- **PROBLEM DETAILS**
Restate all of the data exactly.

## begin

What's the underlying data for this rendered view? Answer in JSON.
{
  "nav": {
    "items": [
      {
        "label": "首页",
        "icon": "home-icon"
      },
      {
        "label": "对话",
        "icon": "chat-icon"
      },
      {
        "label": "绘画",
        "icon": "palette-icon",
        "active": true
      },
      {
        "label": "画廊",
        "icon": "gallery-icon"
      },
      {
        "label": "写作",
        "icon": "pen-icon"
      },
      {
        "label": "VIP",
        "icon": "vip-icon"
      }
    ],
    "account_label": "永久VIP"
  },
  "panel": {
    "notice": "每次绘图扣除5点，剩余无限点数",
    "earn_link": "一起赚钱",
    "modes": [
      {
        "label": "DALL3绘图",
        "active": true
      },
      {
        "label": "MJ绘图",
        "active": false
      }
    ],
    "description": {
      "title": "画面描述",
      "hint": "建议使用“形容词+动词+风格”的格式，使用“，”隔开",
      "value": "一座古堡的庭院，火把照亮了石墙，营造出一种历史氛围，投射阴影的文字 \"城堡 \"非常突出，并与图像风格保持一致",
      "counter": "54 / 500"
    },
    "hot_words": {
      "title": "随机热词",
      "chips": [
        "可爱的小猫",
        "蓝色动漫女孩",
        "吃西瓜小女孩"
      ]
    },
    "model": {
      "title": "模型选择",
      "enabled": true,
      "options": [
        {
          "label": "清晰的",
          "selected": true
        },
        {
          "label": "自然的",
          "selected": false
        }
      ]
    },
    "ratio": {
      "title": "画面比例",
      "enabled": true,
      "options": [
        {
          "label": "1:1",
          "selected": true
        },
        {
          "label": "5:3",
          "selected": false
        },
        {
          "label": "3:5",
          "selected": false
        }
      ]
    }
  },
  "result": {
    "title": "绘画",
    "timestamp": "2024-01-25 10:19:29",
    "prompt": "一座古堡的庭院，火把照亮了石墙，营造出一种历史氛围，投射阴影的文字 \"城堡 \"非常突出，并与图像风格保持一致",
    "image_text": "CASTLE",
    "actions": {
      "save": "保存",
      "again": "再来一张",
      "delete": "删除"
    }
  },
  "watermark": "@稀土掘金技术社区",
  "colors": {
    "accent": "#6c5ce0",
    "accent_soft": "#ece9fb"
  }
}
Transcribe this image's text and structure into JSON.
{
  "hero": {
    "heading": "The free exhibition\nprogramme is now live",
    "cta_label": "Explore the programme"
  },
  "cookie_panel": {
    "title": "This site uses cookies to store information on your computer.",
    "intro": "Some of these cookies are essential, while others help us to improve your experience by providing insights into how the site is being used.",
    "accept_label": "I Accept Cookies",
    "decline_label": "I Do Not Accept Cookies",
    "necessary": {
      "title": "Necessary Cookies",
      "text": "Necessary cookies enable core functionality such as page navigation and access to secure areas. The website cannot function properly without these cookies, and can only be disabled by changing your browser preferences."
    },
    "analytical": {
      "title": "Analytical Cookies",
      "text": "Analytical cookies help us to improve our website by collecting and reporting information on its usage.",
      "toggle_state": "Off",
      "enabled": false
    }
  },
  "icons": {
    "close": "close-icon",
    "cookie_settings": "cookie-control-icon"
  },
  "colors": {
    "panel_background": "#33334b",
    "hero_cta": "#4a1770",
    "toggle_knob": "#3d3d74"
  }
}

## end

- **FINISHED EXERCISE**
What's the underlying data for this rendered view? Answer in JSON.
{
  "nav": {
    "items": [
      {
        "label": "首页",
        "icon": "home-icon"
      },
      {
        "label": "对话",
        "icon": "chat-icon"
      },
      {
        "label": "绘画",
        "icon": "palette-icon",
        "active": true
      },
      {
        "label": "画廊",
        "icon": "gallery-icon"
      },
      {
        "label": "写作",
        "icon": "pen-icon"
      },
      {
        "label": "VIP",
        "icon": "vip-icon"
      }
    ],
    "account_label": "永久VIP"
  },
  "panel": {
    "notice": "每次绘图扣除5点，剩余无限点数",
    "earn_link": "一起赚钱",
    "modes": [
      {
        "label": "DALL3绘图",
        "active": true
      },
      {
        "label": "MJ绘图",
        "active": false
      }
    ],
    "description": {
      "title": "画面描述",
      "hint": "建议使用“形容词+动词+风格”的格式，使用“，”隔开",
      "value": "一座古堡的庭院，火把照亮了石墙，营造出一种历史氛围，投射阴影的文字 \"城堡 \"非常突出，并与图像风格保持一致",
      "counter": "54 / 500"
    },
    "hot_words": {
      "title": "随机热词",
      "chips": [
        "可爱的小猫",
        "蓝色动漫女孩",
        "吃西瓜小女孩"
      ]
    },
    "model": {
      "title": "模型选择",
      "enabled": true,
      "options": [
        {
          "label": "清晰的",
          "selected": true
        },
        {
          "label": "自然的",
          "selected": false
        }
      ]
    },
    "ratio": {
      "title": "画面比例",
      "enabled": true,
      "options": [
        {
          "label": "1:1",
          "selected": true
        },
        {
          "label": "5:3",
          "selected": false
        },
        {
          "label": "3:5",
          "selected": false
        }
      ]
    }
  },
  "result": {
    "title": "绘画",
    "timestamp": "2024-01-25 10:19:29",
    "prompt": "一座古堡的庭院，火把照亮了石墙，营造出一种历史氛围，投射阴影的文字 \"城堡 \"非常突出，并与图像风格保持一致",
    "image_text": "CASTLE",
    "actions": {
      "save": "保存",
      "again": "再来一张",
      "delete": "删除"
    }
  },
  "watermark": "@稀土掘金技术社区",
  "colors": {
    "accent": "#6c5ce0",
    "accent_soft": "#ece9fb"
  }
}
Transcribe this image's text and structure into JSON.
{
  "hero": {
    "heading": "The free exhibition\nprogramme is now live",
    "cta_label": "Explore the programme"
  },
  "cookie_panel": {
    "title": "This site uses cookies to store information on your computer.",
    "intro": "Some of these cookies are essential, while others help us to improve your experience by providing insights into how the site is being used.",
    "accept_label": "I Accept Cookies",
    "decline_label": "I Do Not Accept Cookies",
    "necessary": {
      "title": "Necessary Cookies",
      "text": "Necessary cookies enable core functionality such as page navigation and access to secure areas. The website cannot function properly without these cookies, and can only be disabled by changing your browser preferences."
    },
    "analytical": {
      "title": "Analytical Cookies",
      "text": "Analytical cookies help us to improve our website by collecting and reporting information on its usage.",
      "toggle_state": "Off",
      "enabled": false
    }
  },
  "icons": {
    "close": "close-icon",
    "cookie_settings": "cookie-control-icon"
  },
  "colors": {
    "panel_background": "#33334b",
    "hero_cta": "#4a1770",
    "toggle_knob": "#3d3d74"
  }
}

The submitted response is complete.